• MATERIAL TO PROCESS:
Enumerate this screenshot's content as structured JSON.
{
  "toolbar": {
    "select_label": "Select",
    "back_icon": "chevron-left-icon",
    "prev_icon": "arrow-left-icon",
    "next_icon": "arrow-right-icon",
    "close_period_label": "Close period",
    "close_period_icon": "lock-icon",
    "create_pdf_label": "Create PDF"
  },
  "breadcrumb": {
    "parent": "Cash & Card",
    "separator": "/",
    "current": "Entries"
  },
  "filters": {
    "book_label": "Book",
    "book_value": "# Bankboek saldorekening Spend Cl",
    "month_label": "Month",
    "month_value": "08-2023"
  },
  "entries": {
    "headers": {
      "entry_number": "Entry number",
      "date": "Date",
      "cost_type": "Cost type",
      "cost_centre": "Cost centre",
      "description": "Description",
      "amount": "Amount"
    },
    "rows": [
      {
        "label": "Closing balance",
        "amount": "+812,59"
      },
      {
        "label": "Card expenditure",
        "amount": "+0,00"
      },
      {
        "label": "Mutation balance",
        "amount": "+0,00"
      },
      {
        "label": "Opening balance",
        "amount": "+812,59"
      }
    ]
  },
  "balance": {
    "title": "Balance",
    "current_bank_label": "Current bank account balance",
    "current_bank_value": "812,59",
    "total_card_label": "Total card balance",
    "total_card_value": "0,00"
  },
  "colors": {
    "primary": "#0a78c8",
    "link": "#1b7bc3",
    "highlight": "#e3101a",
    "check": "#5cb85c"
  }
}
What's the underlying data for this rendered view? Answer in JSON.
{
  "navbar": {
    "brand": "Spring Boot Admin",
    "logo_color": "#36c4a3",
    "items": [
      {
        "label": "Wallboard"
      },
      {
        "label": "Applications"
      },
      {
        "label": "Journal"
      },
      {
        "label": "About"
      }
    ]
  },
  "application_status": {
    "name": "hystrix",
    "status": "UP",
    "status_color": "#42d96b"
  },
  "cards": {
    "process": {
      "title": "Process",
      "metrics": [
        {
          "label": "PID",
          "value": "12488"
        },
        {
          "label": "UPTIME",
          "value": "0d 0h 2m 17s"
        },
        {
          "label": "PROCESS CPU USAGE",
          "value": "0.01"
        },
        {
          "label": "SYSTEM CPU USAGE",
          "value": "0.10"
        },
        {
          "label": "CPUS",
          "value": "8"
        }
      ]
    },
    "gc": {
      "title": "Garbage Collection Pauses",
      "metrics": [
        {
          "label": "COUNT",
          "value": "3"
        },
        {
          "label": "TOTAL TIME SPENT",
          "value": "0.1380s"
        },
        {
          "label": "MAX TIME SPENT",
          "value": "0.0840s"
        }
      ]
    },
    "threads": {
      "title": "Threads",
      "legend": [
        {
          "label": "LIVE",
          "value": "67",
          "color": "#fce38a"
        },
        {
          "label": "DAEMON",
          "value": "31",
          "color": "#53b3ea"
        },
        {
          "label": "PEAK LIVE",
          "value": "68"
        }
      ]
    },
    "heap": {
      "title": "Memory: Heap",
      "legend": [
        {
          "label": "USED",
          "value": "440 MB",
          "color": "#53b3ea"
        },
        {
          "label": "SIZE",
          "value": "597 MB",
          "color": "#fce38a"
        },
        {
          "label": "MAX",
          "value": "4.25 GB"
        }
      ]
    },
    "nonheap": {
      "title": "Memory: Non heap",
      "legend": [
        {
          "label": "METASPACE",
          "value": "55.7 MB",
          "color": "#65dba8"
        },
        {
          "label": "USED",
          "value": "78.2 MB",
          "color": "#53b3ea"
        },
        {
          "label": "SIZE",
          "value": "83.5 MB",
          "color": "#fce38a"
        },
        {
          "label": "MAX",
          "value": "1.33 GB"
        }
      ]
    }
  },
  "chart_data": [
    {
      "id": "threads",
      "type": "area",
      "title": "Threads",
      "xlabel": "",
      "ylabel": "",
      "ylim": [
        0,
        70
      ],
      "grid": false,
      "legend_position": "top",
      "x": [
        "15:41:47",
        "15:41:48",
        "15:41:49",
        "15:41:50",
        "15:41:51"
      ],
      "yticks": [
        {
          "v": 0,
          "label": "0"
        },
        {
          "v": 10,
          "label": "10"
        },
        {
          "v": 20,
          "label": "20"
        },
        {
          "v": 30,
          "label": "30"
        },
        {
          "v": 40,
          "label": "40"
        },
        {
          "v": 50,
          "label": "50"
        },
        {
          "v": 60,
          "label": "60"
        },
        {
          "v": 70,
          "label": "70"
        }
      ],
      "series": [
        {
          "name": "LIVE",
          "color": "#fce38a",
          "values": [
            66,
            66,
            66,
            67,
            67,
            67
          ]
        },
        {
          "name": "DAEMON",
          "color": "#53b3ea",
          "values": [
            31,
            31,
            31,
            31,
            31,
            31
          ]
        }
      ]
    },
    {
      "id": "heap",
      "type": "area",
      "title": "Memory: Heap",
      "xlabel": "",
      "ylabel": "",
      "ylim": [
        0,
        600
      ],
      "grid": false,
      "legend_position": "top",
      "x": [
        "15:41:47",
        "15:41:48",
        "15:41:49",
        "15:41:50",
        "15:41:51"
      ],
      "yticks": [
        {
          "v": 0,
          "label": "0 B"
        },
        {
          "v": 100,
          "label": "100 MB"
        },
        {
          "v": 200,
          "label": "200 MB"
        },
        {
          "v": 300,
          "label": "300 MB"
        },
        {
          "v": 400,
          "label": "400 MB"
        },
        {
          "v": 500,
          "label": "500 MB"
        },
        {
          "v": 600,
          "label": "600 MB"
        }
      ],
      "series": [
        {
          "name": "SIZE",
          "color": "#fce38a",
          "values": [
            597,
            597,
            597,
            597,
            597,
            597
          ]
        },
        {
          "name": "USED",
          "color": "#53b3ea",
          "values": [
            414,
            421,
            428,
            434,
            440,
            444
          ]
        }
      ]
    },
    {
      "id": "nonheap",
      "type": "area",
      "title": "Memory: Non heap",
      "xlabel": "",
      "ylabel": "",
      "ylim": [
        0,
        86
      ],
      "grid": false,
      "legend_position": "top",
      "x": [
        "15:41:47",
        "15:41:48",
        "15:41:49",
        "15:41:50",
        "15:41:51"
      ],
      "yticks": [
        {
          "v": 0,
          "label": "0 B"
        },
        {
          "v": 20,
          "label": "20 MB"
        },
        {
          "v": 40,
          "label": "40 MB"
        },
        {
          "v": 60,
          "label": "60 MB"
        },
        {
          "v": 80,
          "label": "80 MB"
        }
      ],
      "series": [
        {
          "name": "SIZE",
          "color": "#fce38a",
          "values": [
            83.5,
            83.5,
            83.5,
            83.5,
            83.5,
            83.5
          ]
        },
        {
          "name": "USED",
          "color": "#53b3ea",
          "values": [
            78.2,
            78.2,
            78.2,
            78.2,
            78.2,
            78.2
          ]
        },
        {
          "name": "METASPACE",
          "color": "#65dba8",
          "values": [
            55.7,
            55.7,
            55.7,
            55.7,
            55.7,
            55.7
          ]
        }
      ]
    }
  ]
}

==

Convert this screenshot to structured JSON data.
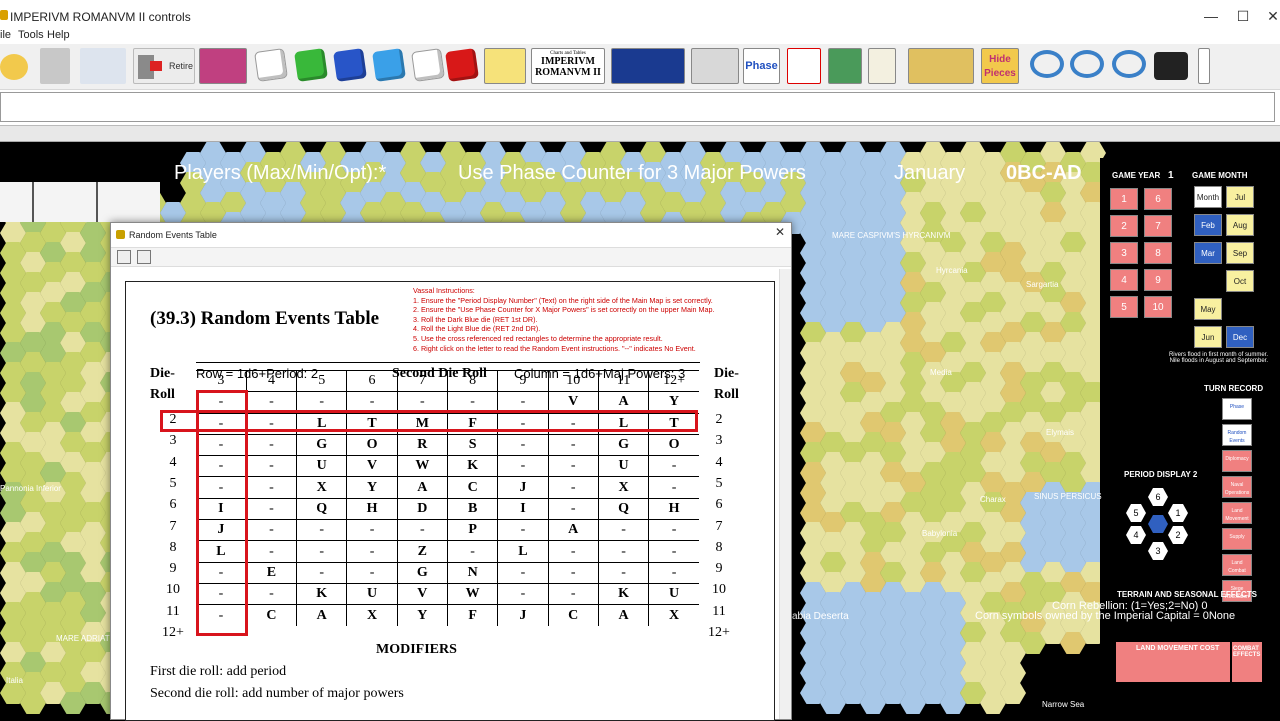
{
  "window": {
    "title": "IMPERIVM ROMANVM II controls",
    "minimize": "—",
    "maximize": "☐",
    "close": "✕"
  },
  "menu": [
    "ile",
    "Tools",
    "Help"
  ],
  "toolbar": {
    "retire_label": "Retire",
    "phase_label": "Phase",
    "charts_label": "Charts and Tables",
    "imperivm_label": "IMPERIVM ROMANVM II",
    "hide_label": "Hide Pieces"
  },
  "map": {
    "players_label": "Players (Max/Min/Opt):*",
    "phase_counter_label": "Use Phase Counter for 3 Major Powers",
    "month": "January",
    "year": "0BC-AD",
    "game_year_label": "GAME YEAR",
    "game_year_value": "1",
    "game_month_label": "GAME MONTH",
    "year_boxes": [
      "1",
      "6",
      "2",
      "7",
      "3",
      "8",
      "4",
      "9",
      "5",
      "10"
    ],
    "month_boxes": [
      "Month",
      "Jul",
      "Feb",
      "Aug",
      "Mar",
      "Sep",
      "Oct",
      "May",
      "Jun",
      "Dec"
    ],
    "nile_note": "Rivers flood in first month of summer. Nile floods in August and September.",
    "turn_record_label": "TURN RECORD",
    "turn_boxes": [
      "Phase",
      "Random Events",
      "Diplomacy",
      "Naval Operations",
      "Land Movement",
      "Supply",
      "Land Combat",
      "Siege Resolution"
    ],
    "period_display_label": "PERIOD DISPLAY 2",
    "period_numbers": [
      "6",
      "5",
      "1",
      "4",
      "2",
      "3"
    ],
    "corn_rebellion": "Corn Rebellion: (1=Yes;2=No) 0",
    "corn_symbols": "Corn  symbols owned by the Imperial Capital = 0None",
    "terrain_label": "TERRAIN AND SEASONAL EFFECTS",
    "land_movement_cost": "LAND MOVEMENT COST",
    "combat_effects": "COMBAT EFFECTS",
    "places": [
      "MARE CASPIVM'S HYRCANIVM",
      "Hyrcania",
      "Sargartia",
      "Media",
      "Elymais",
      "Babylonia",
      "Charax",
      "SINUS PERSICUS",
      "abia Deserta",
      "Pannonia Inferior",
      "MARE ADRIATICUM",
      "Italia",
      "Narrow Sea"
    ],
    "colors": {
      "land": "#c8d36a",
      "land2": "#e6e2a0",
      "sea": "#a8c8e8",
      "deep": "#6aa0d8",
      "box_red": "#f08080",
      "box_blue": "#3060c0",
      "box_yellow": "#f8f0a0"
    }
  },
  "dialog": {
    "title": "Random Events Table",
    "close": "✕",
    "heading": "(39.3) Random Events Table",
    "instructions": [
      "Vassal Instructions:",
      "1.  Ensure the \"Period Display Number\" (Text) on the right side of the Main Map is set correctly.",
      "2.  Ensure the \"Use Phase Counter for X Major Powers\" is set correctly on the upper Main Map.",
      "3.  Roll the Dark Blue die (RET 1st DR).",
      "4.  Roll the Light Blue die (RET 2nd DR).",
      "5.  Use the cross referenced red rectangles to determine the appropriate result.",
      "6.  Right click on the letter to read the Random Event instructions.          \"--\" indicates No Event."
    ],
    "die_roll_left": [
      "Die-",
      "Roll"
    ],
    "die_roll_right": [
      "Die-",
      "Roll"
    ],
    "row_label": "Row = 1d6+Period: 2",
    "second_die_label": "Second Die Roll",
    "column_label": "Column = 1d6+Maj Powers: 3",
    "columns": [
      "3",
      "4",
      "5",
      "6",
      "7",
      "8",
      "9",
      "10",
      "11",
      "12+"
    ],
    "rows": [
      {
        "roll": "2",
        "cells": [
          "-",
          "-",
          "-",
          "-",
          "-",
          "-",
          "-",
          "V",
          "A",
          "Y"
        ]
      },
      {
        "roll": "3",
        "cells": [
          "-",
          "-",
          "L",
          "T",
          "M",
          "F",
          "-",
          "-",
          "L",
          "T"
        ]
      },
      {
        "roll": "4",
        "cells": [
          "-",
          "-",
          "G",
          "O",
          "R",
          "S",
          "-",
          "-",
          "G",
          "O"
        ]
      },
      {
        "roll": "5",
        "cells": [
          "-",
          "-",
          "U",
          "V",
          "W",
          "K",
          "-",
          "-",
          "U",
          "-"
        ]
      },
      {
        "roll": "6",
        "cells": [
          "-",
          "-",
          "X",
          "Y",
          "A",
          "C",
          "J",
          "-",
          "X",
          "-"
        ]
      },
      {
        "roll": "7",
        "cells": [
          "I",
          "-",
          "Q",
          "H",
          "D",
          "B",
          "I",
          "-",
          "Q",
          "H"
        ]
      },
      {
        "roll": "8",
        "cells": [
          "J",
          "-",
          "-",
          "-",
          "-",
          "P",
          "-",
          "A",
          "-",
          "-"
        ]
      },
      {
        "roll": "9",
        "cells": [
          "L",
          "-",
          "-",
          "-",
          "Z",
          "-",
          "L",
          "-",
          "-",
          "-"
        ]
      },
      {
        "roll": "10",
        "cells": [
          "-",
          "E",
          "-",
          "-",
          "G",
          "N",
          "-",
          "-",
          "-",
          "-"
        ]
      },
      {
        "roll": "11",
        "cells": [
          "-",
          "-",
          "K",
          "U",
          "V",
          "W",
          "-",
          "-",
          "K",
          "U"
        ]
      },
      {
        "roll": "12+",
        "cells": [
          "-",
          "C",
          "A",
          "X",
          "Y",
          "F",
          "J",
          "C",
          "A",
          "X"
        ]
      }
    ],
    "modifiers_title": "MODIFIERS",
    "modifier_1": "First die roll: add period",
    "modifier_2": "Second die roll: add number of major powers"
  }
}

• THE TASK: Extract each line holding the string "this".

• PROBLEM SOLUTION:
Enumerate this screenshot's content as structured JSON.
What's the underlying data for this rendered view? Answer in JSON.
Convert this screenshot to structured JSON data.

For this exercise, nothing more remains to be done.